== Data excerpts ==

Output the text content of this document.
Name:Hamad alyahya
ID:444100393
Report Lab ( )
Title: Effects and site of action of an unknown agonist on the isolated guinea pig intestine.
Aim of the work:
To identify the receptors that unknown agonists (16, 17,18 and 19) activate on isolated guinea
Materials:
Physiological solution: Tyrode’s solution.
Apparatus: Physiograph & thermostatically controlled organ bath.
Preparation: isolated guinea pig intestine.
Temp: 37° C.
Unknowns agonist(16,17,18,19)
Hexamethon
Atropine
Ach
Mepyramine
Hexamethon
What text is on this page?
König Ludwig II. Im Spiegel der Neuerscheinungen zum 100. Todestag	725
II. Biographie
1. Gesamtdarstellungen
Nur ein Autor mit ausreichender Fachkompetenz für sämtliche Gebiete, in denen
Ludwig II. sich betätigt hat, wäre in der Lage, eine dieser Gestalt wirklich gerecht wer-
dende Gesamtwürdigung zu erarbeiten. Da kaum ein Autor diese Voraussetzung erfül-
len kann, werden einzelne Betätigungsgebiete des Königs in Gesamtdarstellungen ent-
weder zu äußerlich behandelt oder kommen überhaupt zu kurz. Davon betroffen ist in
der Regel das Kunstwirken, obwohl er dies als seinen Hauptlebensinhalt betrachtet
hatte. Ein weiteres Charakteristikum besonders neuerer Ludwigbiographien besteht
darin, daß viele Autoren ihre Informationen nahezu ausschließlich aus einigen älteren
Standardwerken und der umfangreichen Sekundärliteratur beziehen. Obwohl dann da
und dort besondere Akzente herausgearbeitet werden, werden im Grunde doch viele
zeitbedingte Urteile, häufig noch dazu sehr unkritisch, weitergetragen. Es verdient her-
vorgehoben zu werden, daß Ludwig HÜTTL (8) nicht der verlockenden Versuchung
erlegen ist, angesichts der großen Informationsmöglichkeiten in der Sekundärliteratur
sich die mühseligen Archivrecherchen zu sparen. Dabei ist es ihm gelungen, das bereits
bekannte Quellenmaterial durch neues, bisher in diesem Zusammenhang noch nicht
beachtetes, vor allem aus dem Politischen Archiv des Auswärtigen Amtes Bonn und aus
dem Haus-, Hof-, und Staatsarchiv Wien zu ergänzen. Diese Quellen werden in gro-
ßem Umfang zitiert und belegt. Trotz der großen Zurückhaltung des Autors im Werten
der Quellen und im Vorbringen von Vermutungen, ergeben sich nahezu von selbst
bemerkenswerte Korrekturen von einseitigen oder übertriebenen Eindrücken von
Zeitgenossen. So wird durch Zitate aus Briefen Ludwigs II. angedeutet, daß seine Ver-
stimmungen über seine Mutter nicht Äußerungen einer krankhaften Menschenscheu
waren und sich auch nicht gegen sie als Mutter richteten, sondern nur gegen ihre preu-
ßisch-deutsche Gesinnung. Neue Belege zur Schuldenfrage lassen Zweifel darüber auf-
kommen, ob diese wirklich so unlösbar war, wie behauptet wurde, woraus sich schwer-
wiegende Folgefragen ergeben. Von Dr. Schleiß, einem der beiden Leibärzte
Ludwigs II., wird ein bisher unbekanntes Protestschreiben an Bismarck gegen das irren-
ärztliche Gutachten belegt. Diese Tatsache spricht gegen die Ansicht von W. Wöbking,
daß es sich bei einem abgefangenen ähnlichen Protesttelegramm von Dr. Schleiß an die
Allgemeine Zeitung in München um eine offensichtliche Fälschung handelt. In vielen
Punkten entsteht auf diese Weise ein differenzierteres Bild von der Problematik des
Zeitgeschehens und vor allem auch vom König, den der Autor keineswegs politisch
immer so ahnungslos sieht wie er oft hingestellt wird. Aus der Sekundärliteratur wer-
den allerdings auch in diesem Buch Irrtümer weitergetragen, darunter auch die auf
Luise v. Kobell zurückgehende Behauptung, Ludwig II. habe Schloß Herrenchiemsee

== Given exercise ==
Look over the records above and copy each line that includes the string "oder".

== Answer to this exercise ==
weder zu äußerlich behandelt oder kommen überhaupt zu kurz. Davon betroffen ist in
bemerkenswerte Korrekturen von einseitigen oder übertriebenen Eindrücken von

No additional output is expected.